## [Task statement]
Gather up the lines that contain "CREDITO".

== Supplied entries ==

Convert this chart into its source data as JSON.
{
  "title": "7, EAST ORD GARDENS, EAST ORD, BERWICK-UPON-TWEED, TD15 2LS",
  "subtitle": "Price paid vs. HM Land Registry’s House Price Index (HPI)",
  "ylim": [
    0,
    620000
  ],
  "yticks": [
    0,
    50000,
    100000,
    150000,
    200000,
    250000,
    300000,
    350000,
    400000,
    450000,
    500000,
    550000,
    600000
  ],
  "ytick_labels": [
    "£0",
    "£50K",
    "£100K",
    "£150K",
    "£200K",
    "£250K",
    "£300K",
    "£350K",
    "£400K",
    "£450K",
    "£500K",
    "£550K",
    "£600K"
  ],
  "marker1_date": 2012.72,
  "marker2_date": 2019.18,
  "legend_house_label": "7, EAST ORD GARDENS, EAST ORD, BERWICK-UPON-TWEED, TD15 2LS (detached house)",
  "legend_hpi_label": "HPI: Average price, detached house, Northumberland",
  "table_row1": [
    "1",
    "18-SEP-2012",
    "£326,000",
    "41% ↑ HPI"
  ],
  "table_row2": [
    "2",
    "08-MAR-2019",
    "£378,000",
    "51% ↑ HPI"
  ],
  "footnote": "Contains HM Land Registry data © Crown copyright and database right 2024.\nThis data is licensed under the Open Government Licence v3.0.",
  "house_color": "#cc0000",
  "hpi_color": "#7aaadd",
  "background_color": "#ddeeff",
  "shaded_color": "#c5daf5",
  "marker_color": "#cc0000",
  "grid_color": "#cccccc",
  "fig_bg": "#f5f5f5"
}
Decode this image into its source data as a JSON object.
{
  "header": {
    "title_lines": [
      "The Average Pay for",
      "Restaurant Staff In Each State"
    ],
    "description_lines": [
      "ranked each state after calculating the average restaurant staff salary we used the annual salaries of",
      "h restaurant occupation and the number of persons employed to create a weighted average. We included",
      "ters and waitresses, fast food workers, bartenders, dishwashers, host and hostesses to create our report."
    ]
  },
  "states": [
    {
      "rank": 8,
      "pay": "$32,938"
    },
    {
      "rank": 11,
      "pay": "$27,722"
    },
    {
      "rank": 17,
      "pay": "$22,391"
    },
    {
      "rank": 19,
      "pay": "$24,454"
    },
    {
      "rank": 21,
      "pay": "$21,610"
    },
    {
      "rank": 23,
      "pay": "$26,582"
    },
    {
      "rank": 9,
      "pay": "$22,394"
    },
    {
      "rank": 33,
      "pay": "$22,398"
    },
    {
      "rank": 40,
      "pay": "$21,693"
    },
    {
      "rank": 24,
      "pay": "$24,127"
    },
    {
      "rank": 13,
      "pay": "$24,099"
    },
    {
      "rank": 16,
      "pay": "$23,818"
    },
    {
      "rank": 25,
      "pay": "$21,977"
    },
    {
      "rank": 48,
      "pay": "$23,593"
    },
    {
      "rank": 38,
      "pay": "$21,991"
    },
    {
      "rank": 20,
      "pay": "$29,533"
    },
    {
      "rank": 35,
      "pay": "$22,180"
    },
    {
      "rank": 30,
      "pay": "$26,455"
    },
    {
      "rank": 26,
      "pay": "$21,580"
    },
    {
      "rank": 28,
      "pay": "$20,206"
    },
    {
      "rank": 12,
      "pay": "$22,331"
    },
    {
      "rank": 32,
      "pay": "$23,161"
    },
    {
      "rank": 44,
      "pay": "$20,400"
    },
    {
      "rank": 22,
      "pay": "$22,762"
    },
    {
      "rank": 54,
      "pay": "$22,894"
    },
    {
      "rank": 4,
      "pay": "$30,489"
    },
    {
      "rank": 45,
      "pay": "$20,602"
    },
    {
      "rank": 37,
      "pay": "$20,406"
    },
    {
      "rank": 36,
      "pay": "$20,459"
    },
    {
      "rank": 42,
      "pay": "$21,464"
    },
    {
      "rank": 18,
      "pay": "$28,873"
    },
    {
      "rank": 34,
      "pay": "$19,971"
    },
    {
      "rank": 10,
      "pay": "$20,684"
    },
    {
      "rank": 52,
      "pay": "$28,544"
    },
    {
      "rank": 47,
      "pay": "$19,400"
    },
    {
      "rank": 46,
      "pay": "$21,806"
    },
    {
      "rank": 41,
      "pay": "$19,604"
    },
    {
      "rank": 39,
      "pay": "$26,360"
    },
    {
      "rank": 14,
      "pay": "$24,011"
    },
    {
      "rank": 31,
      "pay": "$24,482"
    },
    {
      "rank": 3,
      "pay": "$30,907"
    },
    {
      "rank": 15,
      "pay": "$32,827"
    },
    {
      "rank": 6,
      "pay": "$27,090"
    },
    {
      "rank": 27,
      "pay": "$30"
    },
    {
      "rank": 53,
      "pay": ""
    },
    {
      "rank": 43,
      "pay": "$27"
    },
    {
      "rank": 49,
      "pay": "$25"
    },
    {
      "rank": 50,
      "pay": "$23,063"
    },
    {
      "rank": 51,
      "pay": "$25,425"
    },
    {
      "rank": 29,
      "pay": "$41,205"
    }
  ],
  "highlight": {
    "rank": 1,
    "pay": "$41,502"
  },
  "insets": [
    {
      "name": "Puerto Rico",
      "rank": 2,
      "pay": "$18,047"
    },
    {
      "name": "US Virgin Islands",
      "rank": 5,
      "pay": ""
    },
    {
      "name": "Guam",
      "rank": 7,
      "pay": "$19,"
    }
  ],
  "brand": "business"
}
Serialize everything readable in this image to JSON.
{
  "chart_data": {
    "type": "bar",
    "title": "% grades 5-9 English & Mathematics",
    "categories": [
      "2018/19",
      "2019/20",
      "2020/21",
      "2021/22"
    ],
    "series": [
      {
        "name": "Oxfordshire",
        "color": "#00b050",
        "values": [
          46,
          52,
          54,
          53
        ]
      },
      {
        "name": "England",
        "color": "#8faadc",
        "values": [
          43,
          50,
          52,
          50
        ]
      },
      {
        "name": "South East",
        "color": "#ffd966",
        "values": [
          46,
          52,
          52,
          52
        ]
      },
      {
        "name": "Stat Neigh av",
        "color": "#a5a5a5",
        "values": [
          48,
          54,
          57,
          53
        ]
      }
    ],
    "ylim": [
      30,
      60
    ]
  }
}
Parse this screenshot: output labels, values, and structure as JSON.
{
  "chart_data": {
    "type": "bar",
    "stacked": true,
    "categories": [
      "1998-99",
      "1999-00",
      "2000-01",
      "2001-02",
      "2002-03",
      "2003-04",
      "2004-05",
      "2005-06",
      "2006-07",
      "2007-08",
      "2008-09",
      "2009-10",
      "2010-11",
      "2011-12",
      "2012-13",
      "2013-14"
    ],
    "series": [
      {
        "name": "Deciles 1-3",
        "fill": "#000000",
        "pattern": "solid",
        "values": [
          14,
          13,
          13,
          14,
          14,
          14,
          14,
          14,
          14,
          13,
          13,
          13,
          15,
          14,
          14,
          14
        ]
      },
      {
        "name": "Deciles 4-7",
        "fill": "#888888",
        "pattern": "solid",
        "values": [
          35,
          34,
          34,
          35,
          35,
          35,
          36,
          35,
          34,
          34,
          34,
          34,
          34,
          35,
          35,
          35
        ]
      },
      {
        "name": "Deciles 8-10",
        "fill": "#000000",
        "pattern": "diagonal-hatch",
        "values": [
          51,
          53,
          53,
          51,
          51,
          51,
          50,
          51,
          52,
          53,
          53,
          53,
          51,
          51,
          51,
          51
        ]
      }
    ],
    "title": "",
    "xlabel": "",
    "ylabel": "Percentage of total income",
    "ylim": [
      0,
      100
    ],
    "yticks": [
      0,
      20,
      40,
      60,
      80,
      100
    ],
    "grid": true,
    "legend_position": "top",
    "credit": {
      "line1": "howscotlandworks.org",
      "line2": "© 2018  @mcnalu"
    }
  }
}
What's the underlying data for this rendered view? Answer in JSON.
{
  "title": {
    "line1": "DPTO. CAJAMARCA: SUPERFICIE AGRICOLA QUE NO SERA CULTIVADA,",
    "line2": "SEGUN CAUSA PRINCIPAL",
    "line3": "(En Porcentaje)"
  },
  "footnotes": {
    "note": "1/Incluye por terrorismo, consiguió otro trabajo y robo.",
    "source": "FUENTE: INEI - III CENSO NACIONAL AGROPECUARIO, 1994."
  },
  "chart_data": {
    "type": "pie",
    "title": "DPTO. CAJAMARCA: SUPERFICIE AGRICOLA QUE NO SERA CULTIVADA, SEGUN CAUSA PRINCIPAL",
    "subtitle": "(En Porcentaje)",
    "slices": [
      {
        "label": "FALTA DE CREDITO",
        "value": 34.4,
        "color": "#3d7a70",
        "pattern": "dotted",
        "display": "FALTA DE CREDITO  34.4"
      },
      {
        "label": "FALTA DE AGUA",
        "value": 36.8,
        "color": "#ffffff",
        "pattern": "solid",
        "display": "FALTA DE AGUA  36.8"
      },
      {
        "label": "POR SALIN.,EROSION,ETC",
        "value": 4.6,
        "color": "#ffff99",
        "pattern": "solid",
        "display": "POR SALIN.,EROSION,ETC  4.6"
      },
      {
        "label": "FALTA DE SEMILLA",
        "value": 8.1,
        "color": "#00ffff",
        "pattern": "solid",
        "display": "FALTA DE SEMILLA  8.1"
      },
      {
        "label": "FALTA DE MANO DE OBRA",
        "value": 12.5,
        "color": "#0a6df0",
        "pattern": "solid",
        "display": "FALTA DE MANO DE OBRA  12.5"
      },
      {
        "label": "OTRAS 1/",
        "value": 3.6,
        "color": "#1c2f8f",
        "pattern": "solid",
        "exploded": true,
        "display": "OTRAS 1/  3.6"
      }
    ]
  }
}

===

## [Exercise response]
        "label": "FALTA DE CREDITO",
        "display": "FALTA DE CREDITO  34.4"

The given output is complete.